▶ EXERCISE REQUIREMENTS
Find all the lines with "délibération" and gather them.

(Dataset entries)

---------------

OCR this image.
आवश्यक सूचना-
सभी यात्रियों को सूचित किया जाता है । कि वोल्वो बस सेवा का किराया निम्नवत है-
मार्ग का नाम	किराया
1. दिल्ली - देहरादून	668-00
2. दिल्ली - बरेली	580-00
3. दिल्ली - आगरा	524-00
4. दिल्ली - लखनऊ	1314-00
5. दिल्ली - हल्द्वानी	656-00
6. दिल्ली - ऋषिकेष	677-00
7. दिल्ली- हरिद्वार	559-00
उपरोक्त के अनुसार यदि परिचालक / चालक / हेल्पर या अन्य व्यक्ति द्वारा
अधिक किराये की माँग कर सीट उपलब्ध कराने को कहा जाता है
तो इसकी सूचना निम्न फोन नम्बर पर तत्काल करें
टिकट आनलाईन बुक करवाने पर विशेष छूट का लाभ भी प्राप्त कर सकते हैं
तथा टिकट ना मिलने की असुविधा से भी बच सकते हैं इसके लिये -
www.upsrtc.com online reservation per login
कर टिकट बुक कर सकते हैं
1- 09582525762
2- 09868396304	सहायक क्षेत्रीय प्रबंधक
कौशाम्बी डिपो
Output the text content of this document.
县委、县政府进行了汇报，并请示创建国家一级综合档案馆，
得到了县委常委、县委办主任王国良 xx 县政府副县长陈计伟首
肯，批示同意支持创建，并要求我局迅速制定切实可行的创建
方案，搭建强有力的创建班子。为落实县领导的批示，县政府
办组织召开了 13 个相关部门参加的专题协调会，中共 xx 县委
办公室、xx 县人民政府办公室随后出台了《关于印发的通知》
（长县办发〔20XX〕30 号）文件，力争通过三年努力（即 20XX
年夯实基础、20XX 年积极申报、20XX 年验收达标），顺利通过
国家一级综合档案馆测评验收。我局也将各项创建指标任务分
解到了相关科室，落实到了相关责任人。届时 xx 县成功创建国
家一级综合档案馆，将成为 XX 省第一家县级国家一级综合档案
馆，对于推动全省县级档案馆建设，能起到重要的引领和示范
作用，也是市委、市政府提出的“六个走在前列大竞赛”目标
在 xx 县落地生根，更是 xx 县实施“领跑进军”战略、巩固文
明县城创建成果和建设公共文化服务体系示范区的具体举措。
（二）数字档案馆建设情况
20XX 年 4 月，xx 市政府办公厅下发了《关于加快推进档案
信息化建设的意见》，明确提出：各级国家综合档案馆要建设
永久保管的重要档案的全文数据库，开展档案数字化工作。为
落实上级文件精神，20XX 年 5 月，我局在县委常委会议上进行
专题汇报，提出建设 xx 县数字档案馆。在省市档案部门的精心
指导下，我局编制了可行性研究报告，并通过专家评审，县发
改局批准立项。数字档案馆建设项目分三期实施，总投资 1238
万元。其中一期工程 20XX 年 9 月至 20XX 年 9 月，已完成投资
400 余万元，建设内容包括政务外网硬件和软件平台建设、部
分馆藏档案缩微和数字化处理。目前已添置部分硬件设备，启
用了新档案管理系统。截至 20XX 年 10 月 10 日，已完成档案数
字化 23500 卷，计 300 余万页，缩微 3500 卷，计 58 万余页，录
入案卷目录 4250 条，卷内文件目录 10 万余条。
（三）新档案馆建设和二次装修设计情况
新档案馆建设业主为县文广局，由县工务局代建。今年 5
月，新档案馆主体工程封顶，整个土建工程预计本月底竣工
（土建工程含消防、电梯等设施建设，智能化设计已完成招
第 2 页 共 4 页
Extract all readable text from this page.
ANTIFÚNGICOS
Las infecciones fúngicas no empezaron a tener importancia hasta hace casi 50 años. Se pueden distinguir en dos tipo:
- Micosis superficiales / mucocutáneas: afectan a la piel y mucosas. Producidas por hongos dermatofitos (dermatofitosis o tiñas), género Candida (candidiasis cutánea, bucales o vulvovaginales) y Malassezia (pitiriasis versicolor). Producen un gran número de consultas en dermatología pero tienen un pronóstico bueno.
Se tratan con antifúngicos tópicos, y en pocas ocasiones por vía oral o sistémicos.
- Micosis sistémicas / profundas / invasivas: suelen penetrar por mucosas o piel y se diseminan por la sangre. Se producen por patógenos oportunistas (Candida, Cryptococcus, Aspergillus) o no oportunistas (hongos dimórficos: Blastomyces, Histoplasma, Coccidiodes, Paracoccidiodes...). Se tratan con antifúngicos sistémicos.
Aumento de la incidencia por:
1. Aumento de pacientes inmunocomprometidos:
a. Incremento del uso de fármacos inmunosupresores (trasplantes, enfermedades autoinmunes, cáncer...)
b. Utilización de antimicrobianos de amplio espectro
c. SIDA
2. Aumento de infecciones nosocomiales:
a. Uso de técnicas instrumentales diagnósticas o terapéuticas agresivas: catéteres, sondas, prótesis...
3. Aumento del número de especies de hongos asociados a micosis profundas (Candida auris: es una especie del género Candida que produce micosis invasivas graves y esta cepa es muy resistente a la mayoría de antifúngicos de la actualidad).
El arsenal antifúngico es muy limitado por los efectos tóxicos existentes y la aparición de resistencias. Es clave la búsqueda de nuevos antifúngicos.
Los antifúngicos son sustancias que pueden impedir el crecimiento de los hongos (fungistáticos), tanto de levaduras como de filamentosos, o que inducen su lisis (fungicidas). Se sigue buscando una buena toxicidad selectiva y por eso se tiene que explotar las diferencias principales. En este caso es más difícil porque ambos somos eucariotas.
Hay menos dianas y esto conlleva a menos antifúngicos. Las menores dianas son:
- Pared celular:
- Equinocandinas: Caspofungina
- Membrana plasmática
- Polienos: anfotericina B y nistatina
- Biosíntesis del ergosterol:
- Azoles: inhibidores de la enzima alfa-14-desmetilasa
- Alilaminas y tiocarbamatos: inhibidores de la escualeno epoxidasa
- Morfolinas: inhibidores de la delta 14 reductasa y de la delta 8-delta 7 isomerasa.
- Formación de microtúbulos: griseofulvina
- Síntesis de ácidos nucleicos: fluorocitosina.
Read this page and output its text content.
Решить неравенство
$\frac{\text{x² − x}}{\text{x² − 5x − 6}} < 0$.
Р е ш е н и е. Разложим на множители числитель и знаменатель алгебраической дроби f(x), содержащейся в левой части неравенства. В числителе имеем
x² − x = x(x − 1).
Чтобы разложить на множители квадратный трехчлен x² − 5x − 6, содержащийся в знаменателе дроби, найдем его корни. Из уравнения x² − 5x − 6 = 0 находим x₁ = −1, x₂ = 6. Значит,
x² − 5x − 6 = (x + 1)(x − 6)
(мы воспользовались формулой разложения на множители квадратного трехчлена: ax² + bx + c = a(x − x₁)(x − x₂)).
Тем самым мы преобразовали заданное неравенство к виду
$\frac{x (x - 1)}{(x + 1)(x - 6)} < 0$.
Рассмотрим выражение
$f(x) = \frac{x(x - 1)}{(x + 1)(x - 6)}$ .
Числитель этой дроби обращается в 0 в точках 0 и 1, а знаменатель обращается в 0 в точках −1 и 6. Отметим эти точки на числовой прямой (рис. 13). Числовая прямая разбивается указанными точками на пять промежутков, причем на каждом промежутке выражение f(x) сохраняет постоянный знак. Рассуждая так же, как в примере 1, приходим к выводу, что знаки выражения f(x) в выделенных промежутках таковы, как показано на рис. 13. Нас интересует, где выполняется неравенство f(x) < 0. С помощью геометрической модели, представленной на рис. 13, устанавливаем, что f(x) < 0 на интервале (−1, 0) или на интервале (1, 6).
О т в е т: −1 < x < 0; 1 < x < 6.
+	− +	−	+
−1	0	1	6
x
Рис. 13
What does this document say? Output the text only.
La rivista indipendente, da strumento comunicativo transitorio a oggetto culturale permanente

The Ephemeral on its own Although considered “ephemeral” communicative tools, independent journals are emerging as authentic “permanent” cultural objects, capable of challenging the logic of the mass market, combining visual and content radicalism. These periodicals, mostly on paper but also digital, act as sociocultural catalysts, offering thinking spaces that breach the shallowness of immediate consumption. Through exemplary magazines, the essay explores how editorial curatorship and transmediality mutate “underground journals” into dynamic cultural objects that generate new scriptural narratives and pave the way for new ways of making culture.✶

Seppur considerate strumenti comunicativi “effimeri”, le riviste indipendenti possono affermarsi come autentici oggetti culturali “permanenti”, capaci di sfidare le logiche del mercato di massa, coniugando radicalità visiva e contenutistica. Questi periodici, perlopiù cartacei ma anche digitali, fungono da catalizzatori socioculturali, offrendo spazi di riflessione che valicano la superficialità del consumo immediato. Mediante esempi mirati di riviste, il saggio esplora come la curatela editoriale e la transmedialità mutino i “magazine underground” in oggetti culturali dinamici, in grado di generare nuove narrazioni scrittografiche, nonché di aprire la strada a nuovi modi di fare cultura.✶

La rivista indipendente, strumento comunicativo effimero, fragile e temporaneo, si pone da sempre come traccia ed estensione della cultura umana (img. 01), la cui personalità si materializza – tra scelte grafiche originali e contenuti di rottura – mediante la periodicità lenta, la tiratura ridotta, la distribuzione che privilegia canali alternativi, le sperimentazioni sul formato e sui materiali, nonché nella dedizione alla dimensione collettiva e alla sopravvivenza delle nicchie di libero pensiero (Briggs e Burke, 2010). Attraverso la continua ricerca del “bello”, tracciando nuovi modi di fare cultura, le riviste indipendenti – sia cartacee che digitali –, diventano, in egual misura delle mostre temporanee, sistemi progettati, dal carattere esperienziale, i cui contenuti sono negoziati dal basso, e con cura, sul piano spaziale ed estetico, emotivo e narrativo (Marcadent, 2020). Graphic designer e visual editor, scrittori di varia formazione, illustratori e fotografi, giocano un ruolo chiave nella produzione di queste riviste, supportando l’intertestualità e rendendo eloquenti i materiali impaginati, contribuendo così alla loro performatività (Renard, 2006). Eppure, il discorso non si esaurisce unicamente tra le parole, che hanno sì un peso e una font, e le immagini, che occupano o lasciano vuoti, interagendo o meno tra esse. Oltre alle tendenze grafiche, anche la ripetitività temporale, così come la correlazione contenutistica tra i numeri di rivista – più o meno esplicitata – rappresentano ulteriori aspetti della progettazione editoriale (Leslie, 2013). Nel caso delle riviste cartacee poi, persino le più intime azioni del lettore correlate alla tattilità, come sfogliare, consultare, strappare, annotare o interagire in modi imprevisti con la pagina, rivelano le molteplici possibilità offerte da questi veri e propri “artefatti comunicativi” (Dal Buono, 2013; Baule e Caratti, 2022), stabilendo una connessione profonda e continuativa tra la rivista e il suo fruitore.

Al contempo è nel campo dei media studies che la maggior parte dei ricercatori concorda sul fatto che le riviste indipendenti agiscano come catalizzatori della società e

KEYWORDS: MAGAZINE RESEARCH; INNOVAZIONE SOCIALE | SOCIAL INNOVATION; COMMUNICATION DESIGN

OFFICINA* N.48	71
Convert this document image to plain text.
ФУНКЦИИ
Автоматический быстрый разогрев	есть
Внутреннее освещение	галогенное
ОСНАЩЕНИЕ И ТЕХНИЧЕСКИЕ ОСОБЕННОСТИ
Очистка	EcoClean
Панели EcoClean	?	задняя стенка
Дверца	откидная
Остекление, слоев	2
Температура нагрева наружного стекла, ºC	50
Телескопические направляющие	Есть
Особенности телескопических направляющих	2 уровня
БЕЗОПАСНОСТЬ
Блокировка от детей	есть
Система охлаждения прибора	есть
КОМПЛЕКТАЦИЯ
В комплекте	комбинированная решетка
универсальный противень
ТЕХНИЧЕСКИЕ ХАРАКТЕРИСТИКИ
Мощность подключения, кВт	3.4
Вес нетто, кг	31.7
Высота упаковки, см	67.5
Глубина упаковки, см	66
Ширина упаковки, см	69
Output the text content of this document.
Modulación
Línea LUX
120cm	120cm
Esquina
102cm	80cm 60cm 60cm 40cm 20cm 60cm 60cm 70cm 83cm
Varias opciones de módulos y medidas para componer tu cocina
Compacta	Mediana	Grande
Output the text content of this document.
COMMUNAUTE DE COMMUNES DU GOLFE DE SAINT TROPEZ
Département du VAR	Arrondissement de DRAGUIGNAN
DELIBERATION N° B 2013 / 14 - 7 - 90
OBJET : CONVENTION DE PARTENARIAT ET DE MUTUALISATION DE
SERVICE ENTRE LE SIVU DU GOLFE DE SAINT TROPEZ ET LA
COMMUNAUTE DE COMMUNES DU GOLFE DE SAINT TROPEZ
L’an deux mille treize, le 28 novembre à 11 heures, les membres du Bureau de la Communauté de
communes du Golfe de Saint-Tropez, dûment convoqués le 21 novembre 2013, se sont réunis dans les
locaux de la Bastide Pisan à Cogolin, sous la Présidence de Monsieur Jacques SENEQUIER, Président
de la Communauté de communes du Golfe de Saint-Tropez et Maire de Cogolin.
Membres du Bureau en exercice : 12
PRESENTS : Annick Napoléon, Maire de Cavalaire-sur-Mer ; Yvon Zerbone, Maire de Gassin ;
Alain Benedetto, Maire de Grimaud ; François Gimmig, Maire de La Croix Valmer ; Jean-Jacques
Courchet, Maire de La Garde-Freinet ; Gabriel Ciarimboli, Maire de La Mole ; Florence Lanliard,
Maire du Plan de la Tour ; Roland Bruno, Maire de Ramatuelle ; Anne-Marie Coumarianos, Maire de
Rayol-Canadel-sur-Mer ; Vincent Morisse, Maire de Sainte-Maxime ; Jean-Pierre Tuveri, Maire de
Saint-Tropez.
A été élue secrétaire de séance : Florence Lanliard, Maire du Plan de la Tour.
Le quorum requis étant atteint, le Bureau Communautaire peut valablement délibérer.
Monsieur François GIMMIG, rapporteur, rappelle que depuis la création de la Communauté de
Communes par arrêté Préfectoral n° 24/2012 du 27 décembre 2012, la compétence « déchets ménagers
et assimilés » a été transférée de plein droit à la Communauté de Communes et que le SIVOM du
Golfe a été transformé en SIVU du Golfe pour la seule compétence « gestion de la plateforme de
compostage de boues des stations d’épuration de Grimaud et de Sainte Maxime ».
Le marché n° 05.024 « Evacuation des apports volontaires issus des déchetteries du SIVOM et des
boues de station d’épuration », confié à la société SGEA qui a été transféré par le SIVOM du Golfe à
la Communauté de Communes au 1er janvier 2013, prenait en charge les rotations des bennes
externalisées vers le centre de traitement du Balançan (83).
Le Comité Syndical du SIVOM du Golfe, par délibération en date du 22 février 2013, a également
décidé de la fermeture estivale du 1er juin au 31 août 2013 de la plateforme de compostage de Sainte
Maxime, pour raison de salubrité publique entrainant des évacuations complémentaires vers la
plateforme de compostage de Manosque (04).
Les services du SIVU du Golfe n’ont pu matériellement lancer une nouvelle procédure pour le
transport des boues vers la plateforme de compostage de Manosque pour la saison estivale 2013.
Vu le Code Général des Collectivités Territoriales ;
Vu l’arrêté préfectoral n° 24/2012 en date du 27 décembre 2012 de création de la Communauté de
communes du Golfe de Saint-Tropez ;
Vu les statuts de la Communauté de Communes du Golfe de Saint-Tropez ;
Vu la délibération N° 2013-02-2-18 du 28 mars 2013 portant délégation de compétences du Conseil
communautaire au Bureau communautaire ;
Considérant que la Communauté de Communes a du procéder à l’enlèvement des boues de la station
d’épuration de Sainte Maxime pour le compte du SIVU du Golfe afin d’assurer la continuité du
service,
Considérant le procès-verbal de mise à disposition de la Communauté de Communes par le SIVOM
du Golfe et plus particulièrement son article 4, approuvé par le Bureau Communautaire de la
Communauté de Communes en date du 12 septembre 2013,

---------------

▶ SOLUTION FOR THIS TASK
Le Comité Syndical du SIVOM du Golfe, par délibération en date du 22 février 2013, a également
Vu la délibération N° 2013-02-2-18 du 28 mars 2013 portant délégation de compétences du Conseil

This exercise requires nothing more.